**Stated task**
Of all the lines in the records below, how many hold the word "właściwych"? Give the number alone.

Extracted records:
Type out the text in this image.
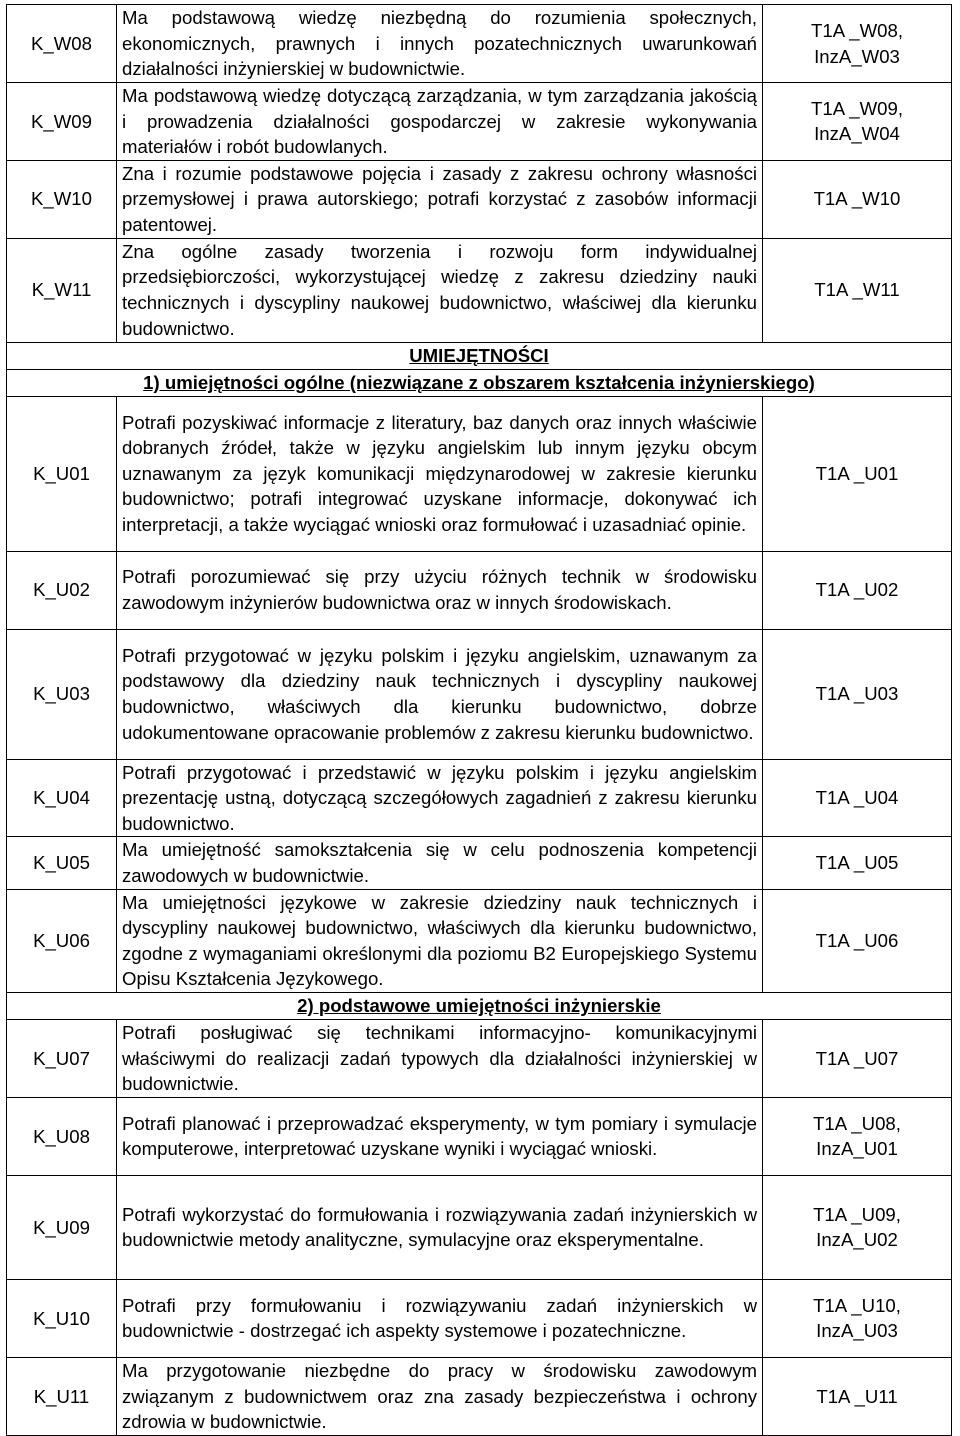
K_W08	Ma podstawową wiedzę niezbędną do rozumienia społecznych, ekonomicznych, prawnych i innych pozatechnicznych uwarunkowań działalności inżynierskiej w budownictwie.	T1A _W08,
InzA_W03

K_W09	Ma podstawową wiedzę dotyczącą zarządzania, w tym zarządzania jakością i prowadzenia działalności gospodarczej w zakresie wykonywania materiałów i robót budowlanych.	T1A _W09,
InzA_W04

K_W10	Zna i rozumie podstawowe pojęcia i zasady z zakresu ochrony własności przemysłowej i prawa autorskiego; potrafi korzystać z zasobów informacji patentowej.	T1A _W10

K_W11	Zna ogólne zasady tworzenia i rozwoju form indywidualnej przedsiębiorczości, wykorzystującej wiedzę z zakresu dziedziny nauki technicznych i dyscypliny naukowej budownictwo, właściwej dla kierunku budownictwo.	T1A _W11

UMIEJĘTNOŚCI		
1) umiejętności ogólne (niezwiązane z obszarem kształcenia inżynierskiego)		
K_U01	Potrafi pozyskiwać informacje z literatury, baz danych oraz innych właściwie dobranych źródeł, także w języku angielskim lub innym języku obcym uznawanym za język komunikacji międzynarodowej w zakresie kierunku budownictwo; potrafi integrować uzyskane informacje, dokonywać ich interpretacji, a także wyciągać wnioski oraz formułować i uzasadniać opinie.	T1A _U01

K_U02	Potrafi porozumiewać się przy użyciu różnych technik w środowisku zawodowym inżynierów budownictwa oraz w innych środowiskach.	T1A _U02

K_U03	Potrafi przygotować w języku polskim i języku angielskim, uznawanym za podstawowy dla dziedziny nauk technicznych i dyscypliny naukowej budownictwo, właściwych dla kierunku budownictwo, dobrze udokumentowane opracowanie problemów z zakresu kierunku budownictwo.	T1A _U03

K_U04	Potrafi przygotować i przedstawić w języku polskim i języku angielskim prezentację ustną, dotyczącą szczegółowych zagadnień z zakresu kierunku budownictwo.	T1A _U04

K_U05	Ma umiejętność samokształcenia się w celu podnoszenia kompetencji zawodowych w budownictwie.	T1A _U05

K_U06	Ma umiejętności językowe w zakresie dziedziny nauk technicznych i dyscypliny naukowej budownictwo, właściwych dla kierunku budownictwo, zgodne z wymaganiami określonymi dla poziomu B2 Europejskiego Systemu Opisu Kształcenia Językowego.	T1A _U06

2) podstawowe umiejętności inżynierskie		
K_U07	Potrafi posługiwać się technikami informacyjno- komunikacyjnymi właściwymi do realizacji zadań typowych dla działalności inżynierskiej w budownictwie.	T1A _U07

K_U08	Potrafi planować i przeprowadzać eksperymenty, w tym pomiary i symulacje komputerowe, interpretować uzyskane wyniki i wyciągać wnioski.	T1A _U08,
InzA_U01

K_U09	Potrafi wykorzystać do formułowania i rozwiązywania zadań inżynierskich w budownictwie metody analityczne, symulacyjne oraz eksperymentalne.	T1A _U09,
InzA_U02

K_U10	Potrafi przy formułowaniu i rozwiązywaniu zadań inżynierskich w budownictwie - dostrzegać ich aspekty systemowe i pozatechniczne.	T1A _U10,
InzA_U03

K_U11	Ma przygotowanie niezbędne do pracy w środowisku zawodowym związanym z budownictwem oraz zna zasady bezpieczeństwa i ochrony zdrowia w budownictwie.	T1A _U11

**Task answer**
2